## What you will do
Your task is to filter the data below down to the lines holding "this".

(Data entries)
☆ ☆ ☆ ☆ ☆ ☆ ☆
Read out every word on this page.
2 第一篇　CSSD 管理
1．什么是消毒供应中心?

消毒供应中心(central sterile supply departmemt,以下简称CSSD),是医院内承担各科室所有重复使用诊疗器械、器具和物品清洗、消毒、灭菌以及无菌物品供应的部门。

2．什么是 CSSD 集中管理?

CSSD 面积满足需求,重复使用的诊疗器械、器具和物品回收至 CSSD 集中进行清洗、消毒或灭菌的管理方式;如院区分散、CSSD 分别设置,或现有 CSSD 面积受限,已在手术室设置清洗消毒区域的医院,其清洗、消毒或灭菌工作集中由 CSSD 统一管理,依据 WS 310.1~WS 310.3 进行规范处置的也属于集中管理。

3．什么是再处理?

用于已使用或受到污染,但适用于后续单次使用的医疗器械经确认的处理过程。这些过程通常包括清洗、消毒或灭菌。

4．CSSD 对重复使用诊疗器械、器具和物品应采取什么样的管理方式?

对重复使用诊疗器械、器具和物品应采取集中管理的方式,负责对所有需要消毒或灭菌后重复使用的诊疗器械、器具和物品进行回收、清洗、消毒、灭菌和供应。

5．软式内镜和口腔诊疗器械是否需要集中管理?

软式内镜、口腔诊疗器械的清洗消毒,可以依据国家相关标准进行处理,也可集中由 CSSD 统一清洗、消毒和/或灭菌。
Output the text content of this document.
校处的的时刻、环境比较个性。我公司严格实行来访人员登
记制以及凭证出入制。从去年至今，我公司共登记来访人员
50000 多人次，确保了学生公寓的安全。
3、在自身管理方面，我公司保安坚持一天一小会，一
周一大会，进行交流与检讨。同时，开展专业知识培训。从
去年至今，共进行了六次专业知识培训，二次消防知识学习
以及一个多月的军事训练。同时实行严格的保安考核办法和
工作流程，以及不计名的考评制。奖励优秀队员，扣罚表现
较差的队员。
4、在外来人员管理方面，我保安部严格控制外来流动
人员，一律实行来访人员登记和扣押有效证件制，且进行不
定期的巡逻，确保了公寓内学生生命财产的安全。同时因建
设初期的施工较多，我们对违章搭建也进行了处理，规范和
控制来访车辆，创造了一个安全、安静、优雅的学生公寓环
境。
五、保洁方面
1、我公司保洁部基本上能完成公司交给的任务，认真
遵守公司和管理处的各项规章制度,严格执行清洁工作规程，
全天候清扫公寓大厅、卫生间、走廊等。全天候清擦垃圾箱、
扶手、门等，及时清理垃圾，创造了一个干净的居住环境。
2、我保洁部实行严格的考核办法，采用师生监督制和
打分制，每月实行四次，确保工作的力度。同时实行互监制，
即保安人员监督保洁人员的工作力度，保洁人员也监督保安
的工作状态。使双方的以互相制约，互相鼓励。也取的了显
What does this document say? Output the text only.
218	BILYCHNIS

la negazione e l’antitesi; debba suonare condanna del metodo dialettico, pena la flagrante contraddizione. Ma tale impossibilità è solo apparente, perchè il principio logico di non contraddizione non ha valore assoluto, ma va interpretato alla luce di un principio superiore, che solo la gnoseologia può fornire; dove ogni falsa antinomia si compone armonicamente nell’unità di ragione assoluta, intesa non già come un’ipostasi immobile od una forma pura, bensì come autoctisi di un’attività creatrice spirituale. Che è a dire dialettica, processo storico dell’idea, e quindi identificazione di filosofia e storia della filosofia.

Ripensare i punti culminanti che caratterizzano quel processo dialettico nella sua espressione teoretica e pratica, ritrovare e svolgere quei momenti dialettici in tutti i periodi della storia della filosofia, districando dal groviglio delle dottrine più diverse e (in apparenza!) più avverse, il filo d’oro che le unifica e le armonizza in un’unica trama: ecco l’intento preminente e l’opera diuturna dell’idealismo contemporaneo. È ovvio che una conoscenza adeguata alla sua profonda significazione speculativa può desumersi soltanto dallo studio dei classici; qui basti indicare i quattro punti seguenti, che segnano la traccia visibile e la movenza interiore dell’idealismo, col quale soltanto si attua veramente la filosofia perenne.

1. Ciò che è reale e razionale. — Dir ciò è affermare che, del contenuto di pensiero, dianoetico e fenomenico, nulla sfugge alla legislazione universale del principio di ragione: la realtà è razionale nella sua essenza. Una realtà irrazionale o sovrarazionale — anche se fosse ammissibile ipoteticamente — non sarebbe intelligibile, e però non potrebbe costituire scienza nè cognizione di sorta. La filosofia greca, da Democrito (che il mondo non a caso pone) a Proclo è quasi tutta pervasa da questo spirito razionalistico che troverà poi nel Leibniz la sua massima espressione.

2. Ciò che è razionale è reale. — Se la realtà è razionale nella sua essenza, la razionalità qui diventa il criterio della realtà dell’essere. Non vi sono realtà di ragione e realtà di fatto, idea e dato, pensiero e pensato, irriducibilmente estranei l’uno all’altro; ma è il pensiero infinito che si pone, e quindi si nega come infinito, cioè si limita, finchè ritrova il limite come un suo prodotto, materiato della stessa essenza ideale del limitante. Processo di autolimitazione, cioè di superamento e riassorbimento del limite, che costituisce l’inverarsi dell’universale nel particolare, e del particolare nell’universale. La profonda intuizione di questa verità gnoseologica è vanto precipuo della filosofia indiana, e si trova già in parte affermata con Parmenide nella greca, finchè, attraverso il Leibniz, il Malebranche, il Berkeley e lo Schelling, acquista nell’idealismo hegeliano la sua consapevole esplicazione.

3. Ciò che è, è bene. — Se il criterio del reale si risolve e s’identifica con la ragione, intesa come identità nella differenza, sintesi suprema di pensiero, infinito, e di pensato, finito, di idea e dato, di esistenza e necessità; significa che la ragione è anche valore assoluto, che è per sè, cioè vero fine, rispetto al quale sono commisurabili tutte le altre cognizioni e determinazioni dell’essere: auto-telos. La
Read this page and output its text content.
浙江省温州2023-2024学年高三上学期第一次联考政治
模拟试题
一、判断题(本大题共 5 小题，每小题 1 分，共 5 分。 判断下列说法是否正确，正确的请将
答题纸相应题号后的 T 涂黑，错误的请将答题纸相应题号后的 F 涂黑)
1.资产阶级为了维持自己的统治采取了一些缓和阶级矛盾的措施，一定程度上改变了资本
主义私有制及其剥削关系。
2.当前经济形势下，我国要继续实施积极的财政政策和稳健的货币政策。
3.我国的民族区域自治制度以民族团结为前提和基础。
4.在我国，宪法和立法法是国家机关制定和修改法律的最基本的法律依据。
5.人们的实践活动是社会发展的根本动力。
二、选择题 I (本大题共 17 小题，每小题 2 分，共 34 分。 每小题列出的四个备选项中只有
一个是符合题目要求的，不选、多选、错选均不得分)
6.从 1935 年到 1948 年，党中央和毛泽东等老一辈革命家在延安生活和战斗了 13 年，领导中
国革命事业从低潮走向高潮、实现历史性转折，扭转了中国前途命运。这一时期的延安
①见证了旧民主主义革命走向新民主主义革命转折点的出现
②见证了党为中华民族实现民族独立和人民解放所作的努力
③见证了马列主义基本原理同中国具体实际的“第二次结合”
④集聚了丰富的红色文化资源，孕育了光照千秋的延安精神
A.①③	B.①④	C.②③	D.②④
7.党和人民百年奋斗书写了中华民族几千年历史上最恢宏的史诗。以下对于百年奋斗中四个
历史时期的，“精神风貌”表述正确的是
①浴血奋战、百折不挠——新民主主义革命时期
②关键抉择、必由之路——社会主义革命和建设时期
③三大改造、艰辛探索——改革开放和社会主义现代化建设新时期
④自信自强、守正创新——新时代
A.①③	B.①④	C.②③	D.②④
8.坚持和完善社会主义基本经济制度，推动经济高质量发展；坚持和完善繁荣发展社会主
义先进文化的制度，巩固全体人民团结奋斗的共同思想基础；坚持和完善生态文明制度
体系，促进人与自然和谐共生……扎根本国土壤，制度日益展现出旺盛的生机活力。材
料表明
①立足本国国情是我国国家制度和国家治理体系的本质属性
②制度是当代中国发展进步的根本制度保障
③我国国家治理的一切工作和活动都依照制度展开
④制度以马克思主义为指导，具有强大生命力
☆ ☆ ☆ ☆ ☆ ☆ ☆
## Answer to the task
Read out every word on this page.
Output the text content of this document.
What does this document say? Output the text only.
Read this page and output its text content.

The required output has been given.